_The exercise_
Lines containing the string "punctuality" are to be collected in full.

%%

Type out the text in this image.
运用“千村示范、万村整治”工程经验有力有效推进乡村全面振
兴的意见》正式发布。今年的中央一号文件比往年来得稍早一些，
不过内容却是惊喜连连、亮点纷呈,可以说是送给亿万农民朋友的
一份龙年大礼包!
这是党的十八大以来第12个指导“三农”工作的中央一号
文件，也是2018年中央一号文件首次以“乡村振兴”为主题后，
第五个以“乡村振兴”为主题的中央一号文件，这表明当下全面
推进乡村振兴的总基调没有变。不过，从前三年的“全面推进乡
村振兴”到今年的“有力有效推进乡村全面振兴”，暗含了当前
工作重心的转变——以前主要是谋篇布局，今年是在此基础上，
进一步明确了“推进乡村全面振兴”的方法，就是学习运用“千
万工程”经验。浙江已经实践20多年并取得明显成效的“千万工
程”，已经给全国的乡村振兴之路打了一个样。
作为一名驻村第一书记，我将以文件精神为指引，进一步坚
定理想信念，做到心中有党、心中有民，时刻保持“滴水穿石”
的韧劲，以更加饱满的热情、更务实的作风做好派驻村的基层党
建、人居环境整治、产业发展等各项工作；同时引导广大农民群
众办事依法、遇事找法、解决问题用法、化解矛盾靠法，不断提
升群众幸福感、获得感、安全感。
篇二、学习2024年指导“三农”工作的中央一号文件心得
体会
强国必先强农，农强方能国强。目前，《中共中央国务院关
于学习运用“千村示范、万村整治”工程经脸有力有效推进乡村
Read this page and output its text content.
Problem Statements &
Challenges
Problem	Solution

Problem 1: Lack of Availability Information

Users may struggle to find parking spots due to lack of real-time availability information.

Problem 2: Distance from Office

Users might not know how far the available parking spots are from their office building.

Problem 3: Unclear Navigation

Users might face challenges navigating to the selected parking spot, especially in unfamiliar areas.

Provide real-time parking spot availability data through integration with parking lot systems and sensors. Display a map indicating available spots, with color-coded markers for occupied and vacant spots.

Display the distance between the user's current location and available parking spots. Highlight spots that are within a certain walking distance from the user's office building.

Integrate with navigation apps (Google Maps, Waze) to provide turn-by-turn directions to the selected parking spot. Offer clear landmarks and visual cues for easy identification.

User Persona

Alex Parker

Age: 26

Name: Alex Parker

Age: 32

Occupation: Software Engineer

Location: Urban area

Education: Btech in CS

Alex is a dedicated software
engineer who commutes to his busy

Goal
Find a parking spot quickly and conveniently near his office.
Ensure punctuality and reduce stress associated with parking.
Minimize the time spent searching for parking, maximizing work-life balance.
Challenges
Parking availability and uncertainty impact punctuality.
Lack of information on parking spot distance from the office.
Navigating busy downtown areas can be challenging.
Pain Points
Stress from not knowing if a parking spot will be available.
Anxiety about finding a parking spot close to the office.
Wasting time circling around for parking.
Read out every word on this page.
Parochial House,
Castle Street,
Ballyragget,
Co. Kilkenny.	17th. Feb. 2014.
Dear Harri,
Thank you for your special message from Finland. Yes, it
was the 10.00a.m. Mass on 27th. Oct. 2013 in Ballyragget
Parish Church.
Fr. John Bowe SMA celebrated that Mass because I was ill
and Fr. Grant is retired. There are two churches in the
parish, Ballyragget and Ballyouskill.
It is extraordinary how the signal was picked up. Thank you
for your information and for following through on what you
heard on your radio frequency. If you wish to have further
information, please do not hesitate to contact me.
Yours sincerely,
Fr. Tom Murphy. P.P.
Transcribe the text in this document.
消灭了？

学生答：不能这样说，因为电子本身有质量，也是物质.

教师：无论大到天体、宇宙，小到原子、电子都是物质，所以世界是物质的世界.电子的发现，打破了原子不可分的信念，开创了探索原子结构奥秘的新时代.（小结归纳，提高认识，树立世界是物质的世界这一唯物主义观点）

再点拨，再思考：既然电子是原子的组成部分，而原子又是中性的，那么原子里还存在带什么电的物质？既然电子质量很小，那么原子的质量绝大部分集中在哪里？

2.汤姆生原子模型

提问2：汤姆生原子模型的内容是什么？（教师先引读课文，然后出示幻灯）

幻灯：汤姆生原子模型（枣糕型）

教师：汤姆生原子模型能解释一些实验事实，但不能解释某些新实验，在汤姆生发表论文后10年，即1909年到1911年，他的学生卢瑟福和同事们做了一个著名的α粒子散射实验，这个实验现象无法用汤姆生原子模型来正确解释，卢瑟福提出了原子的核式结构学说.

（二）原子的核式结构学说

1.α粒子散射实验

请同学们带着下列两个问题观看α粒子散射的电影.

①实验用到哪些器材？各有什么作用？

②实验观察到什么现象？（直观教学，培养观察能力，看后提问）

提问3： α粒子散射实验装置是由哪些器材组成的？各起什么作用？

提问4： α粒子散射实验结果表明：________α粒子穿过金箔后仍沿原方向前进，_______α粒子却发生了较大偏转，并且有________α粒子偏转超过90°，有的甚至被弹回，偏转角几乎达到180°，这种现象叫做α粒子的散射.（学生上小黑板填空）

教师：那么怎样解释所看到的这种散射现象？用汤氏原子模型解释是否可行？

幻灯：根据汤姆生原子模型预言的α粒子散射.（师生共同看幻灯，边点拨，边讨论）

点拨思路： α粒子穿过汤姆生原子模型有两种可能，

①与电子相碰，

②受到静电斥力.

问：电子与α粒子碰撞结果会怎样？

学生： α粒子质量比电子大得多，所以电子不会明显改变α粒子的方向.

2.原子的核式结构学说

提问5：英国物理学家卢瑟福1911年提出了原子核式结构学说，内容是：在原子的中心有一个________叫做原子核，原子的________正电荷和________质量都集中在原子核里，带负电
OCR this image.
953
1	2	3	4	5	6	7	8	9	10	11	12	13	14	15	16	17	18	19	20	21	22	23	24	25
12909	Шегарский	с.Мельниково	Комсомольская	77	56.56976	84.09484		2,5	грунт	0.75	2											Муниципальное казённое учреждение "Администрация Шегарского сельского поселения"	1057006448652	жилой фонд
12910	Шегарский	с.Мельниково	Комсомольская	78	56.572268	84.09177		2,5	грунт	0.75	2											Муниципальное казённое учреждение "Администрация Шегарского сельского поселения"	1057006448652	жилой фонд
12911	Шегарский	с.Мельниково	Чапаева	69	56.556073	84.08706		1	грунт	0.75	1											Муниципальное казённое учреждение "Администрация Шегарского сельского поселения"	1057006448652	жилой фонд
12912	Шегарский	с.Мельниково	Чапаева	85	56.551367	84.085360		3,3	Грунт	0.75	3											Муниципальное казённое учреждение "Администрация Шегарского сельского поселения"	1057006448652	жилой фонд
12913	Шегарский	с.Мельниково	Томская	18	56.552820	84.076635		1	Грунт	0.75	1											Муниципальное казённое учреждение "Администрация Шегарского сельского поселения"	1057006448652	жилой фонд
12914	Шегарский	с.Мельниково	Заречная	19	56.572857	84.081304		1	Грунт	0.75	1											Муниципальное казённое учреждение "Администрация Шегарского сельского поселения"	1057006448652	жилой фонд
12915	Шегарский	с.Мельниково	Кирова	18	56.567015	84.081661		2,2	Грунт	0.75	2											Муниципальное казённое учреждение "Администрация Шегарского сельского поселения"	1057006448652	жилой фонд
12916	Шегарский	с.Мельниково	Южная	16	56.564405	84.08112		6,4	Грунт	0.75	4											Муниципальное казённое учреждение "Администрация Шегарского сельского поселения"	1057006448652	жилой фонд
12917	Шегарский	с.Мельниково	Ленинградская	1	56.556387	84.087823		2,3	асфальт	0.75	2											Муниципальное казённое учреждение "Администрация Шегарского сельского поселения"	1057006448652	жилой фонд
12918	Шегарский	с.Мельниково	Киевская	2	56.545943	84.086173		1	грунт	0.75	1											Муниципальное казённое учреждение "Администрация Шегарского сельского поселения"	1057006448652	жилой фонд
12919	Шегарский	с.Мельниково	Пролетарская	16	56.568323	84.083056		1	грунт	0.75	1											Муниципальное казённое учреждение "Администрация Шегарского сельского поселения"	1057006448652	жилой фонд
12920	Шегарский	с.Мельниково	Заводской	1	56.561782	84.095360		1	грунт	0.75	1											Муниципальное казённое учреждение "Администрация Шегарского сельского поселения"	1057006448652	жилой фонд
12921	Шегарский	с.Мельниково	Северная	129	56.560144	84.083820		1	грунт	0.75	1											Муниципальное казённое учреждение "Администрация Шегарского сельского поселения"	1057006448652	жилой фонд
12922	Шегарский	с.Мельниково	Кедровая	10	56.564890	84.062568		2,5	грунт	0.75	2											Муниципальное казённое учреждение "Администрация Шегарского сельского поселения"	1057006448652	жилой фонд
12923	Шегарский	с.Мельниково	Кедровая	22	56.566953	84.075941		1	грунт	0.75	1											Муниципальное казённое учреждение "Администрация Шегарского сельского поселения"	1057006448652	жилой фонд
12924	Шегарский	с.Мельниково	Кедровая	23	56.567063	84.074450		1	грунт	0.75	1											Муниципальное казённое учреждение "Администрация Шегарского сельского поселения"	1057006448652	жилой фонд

%%

_Exercise answer_
Ensure punctuality and reduce stress associated with parking.
Parking availability and uncertainty impact punctuality.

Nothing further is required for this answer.